## start THE INPUT
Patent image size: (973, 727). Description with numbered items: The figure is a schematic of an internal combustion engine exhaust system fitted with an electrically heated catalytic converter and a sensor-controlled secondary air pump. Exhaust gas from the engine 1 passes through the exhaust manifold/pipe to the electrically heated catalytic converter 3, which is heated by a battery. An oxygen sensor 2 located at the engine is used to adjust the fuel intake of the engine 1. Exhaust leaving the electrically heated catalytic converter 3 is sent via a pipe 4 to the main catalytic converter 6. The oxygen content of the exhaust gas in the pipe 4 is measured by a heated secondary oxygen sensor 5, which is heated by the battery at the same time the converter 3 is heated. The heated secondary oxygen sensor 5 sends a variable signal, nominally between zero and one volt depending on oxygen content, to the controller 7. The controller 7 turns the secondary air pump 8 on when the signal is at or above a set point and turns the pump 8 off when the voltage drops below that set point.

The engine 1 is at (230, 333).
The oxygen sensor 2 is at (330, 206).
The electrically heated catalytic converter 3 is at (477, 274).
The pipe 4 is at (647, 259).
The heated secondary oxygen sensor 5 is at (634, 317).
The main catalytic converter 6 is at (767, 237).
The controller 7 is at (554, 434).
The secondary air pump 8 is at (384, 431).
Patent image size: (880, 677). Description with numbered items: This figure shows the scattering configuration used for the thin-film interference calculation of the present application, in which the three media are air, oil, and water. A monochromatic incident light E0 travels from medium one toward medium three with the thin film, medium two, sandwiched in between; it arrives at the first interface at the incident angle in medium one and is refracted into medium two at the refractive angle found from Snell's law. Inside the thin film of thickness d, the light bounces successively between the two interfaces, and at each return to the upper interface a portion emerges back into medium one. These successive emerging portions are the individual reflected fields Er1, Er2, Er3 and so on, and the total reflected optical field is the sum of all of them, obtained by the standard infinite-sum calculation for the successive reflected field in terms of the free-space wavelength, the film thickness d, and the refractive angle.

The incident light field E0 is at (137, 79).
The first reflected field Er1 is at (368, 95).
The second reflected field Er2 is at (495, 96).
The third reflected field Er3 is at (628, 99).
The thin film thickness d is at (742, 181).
## end THE INPUT
■ SET EXERCISE: Please rewrite all the items above, substituting "Drawing dimensions" for every instance of "Patent image size" and leaving everything else unchanged.

■ EXERCISE RESULT:
Drawing dimensions: (973, 727). Description with numbered items: The figure is a schematic of an internal combustion engine exhaust system fitted with an electrically heated catalytic converter and a sensor-controlled secondary air pump. Exhaust gas from the engine 1 passes through the exhaust manifold/pipe to the electrically heated catalytic converter 3, which is heated by a battery. An oxygen sensor 2 located at the engine is used to adjust the fuel intake of the engine 1. Exhaust leaving the electrically heated catalytic converter 3 is sent via a pipe 4 to the main catalytic converter 6. The oxygen content of the exhaust gas in the pipe 4 is measured by a heated secondary oxygen sensor 5, which is heated by the battery at the same time the converter 3 is heated. The heated secondary oxygen sensor 5 sends a variable signal, nominally between zero and one volt depending on oxygen content, to the controller 7. The controller 7 turns the secondary air pump 8 on when the signal is at or above a set point and turns the pump 8 off when the voltage drops below that set point.

The engine 1 is at (230, 333).
The oxygen sensor 2 is at (330, 206).
The electrically heated catalytic converter 3 is at (477, 274).
The pipe 4 is at (647, 259).
The heated secondary oxygen sensor 5 is at (634, 317).
The main catalytic converter 6 is at (767, 237).
The controller 7 is at (554, 434).
The secondary air pump 8 is at (384, 431).
Drawing dimensions: (880, 677). Description with numbered items: This figure shows the scattering configuration used for the thin-film interference calculation of the present application, in which the three media are air, oil, and water. A monochromatic incident light E0 travels from medium one toward medium three with the thin film, medium two, sandwiched in between; it arrives at the first interface at the incident angle in medium one and is refracted into medium two at the refractive angle found from Snell's law. Inside the thin film of thickness d, the light bounces successively between the two interfaces, and at each return to the upper interface a portion emerges back into medium one. These successive emerging portions are the individual reflected fields Er1, Er2, Er3 and so on, and the total reflected optical field is the sum of all of them, obtained by the standard infinite-sum calculation for the successive reflected field in terms of the free-space wavelength, the film thickness d, and the refractive angle.

The incident light field E0 is at (137, 79).
The first reflected field Er1 is at (368, 95).
The second reflected field Er2 is at (495, 96).
The third reflected field Er3 is at (628, 99).
The thin film thickness d is at (742, 181).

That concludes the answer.